§ **ENTRIES PROVIDED**:

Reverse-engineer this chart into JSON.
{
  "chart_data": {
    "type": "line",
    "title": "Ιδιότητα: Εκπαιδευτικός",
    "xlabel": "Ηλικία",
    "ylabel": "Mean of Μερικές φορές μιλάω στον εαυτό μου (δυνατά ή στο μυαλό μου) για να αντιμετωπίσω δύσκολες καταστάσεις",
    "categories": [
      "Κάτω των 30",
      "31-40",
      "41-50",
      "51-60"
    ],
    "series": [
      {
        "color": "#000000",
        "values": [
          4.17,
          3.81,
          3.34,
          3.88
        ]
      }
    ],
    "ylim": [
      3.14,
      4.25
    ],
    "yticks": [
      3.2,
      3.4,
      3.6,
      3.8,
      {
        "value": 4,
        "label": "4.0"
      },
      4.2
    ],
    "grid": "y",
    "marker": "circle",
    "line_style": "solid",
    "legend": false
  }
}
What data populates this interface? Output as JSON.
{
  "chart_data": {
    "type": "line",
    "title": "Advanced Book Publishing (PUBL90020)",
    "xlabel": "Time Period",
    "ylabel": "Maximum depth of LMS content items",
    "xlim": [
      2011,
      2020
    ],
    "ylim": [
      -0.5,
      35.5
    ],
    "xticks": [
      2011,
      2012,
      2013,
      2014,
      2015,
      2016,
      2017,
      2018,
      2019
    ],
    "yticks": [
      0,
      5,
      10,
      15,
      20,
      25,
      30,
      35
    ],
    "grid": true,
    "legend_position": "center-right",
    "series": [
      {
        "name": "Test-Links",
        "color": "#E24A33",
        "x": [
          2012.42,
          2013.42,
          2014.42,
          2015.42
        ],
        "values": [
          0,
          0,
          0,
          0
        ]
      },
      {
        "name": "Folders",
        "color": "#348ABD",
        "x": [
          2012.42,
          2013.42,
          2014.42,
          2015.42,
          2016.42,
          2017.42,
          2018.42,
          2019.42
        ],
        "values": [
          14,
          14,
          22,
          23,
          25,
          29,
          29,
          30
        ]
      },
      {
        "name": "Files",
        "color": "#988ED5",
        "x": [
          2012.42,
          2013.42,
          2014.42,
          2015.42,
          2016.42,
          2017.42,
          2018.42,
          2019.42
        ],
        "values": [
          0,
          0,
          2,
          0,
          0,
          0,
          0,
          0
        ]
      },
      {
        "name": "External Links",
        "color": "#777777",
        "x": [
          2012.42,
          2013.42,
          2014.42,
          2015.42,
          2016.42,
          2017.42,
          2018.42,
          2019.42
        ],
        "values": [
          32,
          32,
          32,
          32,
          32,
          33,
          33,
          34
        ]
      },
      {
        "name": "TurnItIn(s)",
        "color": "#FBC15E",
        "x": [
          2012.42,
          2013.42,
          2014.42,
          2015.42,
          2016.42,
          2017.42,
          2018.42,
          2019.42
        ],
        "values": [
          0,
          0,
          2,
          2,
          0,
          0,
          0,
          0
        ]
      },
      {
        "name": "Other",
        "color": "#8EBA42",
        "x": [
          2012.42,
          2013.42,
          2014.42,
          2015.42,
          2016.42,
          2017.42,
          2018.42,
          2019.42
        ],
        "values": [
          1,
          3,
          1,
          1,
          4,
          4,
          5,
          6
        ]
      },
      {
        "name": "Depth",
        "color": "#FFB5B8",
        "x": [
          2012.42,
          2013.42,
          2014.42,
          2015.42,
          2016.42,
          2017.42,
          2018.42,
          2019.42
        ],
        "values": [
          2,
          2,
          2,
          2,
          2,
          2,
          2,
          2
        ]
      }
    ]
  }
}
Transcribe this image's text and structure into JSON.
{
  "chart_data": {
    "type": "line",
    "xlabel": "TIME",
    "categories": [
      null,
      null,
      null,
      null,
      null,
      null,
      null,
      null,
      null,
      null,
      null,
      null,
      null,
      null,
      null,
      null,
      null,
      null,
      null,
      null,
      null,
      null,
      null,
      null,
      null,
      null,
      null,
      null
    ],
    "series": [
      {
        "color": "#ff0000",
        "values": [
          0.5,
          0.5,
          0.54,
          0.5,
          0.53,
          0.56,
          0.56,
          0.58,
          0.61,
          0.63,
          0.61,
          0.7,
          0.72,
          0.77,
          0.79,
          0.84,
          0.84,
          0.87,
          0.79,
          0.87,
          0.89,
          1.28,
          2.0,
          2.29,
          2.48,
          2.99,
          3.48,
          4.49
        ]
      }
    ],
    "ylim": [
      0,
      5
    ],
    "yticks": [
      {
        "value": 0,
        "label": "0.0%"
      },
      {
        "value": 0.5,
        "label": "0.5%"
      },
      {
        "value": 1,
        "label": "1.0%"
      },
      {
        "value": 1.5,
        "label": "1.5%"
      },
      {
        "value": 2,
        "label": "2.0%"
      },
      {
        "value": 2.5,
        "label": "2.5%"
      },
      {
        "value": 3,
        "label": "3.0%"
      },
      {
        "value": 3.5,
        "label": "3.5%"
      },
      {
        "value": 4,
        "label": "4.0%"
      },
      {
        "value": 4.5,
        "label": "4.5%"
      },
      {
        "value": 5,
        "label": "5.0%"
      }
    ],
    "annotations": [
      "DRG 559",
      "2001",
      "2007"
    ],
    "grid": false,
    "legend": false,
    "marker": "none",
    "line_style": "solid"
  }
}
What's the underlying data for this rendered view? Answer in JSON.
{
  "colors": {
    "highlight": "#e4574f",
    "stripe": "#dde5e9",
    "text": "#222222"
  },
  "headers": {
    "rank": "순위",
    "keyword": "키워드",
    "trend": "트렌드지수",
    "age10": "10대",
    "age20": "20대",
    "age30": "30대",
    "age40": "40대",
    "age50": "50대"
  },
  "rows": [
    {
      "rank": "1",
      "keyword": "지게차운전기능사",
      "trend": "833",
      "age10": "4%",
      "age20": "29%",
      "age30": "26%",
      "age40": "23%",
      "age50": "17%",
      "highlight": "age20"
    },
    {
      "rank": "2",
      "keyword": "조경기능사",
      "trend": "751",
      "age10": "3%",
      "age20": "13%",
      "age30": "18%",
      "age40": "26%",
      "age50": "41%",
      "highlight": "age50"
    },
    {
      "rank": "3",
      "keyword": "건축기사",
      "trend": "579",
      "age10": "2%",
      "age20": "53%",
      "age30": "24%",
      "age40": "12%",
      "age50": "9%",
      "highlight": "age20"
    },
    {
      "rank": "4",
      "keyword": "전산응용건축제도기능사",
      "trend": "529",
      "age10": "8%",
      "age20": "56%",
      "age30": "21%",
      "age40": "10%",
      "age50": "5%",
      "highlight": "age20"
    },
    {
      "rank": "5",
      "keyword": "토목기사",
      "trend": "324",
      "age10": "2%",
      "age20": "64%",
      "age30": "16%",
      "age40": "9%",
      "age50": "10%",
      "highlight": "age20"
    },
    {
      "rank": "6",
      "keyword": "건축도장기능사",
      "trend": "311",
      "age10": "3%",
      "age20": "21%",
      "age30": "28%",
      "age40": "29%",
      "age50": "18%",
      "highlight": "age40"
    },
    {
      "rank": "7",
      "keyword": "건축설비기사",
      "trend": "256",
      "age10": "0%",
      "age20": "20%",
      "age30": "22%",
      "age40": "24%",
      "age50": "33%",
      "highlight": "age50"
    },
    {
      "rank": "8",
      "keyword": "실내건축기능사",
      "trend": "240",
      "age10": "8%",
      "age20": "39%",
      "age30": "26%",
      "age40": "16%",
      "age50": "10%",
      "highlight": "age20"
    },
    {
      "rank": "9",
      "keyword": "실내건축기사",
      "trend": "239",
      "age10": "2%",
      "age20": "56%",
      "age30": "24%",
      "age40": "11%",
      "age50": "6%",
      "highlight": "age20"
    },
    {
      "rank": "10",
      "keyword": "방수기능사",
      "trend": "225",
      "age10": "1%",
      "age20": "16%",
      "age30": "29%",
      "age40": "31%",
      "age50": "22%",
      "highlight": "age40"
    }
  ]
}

§ **TASK TO CARRY OUT**: Identify the lines that contain the string "Links", and copy every one of them.

§ **COMPLETE OUTPUT**:
        "name": "Test-Links",
        "name": "External Links",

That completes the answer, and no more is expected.